--- Your instructions ---
Filter the entries, keeping every line with the word "Center".

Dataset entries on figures
===
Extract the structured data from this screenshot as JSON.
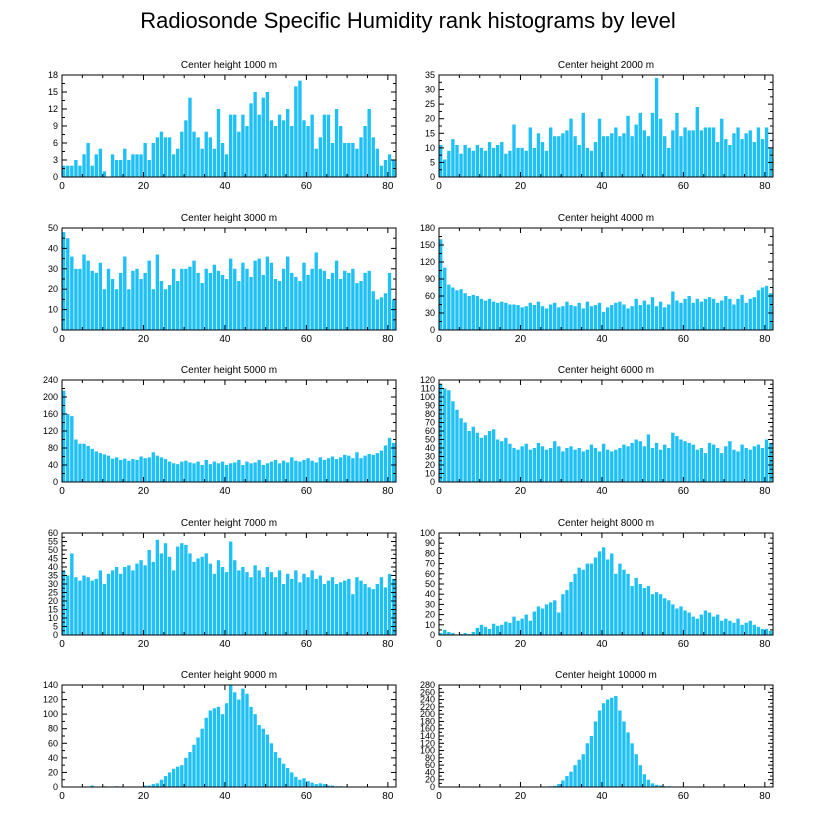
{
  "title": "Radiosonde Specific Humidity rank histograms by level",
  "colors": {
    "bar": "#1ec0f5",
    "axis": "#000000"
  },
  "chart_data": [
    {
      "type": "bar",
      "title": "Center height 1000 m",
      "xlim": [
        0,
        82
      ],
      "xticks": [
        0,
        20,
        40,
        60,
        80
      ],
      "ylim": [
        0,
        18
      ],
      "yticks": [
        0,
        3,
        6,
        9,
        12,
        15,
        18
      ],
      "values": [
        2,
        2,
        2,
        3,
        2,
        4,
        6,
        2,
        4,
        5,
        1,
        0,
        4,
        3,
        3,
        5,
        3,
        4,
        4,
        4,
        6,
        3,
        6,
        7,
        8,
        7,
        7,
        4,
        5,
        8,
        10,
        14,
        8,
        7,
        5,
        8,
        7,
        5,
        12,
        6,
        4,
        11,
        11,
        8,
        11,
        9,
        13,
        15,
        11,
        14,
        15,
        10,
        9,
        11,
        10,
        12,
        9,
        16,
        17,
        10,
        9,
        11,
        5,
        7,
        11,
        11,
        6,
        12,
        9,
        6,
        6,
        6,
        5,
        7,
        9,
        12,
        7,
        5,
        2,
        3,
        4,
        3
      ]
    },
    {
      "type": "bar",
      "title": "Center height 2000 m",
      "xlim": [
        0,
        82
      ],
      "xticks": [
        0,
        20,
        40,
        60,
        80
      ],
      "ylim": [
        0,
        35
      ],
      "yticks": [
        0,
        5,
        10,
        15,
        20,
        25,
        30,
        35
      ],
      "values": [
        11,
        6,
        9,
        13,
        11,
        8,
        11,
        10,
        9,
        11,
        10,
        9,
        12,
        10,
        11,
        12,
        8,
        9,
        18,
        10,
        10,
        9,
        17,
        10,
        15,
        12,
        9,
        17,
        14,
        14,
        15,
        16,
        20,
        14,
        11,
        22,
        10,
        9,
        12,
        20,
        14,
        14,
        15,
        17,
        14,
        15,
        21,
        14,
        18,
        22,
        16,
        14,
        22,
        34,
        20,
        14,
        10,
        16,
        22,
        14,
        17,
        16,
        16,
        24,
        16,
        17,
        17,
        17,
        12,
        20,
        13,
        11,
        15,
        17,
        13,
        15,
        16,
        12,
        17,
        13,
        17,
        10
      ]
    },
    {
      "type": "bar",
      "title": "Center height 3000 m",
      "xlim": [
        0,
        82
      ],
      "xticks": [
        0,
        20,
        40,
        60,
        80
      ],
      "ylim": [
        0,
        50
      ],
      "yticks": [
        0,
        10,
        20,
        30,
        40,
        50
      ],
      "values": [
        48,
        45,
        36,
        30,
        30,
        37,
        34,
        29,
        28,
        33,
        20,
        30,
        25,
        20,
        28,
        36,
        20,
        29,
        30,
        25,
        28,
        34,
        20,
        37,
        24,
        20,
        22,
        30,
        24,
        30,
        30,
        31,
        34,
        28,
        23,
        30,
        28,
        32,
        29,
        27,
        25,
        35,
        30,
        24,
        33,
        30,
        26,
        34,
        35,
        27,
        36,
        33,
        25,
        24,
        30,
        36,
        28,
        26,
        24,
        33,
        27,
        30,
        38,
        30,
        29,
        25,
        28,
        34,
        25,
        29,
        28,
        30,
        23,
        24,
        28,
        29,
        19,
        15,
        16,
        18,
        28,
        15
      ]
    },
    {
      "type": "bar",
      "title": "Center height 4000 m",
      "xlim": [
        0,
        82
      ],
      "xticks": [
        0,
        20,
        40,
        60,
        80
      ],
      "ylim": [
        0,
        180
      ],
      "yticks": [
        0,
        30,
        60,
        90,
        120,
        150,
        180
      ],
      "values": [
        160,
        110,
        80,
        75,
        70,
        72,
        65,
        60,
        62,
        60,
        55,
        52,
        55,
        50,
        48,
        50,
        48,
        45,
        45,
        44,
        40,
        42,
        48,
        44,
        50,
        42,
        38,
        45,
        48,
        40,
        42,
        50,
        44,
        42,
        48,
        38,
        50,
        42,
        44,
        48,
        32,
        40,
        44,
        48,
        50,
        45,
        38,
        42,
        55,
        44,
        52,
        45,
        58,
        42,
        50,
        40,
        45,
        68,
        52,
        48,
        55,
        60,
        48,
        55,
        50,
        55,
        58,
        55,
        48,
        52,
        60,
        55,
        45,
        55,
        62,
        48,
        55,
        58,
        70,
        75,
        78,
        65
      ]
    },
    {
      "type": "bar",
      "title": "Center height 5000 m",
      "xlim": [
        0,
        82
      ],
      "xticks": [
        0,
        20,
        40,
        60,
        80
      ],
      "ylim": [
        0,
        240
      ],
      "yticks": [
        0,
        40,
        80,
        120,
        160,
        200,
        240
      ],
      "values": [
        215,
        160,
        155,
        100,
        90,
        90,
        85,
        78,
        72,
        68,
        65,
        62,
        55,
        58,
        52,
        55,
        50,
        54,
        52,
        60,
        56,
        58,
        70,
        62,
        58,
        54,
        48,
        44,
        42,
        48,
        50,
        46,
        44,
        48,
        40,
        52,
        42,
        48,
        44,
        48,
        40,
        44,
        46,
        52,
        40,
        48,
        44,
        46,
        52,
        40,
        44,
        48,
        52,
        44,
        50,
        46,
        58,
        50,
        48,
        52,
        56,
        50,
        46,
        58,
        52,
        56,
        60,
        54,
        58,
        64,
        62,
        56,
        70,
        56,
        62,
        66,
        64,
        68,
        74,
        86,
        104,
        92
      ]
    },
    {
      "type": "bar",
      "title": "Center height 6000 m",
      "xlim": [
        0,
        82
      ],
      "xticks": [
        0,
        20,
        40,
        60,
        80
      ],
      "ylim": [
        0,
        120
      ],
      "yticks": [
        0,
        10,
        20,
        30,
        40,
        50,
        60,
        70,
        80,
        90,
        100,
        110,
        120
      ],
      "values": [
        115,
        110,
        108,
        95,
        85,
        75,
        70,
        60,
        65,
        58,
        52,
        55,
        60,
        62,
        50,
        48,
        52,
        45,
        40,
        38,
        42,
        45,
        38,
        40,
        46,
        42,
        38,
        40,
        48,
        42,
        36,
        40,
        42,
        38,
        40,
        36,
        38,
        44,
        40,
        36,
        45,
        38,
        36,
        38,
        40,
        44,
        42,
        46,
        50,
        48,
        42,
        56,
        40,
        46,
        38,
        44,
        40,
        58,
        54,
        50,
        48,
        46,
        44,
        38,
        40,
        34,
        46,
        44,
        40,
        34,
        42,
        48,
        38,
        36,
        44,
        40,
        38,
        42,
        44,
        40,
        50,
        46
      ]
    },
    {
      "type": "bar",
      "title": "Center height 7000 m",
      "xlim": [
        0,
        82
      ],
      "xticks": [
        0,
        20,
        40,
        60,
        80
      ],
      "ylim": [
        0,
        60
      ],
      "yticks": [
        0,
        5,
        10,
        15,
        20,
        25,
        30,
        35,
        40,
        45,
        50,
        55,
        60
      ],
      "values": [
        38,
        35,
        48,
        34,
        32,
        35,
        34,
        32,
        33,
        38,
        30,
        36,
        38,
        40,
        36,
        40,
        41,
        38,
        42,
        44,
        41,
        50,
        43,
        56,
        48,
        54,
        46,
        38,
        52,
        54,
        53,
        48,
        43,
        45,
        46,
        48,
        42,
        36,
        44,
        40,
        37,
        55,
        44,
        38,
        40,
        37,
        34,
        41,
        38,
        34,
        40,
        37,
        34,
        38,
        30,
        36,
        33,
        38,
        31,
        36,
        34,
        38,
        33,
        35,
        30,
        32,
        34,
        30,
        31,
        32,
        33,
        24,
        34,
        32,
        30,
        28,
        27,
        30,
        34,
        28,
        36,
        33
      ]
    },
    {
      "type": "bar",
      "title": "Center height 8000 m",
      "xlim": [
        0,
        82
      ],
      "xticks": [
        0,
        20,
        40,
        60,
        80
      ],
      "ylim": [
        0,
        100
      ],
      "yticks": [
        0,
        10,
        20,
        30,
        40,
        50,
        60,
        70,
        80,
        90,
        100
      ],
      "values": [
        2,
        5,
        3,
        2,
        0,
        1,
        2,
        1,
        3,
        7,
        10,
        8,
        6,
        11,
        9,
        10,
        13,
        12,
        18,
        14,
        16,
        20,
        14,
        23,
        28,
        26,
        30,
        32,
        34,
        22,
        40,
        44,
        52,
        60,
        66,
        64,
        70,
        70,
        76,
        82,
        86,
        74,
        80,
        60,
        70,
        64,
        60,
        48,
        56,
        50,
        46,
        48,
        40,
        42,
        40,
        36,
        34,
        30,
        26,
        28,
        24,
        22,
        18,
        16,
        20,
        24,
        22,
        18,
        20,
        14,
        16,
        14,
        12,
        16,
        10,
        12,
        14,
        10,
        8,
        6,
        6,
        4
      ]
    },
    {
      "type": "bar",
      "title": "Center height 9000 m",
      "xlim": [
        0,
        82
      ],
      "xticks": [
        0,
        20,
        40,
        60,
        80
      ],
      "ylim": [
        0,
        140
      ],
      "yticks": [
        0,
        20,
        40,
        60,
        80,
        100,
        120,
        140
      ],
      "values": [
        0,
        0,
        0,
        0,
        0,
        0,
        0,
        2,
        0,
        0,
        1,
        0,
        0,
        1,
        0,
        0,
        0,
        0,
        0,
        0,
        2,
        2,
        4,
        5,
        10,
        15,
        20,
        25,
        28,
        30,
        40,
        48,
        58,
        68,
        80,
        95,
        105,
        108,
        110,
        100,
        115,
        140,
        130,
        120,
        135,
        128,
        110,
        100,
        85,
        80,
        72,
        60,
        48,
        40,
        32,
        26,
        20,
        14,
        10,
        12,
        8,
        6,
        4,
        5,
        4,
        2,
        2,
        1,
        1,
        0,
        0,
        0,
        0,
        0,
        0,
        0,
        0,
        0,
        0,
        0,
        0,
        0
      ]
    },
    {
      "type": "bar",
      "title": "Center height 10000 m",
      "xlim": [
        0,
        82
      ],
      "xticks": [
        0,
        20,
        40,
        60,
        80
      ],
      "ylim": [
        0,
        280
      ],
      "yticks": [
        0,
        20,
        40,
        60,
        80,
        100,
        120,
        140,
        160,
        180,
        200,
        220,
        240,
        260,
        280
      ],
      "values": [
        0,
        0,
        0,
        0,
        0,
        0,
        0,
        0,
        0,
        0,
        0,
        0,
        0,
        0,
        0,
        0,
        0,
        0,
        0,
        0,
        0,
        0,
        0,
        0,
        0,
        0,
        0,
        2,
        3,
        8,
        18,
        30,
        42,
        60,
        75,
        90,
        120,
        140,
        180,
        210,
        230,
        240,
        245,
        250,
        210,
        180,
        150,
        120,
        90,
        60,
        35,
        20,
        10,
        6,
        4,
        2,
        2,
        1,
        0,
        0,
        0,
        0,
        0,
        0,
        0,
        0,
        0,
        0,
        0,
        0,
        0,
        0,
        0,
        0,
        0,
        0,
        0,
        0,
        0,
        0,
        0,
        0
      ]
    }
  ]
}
===
--- Expected output ---
      "title": "Center height 1000 m",
      "title": "Center height 2000 m",
      "title": "Center height 3000 m",
      "title": "Center height 4000 m",
      "title": "Center height 5000 m",
      "title": "Center height 6000 m",
      "title": "Center height 7000 m",
      "title": "Center height 8000 m",
      "title": "Center height 9000 m",
      "title": "Center height 10000 m",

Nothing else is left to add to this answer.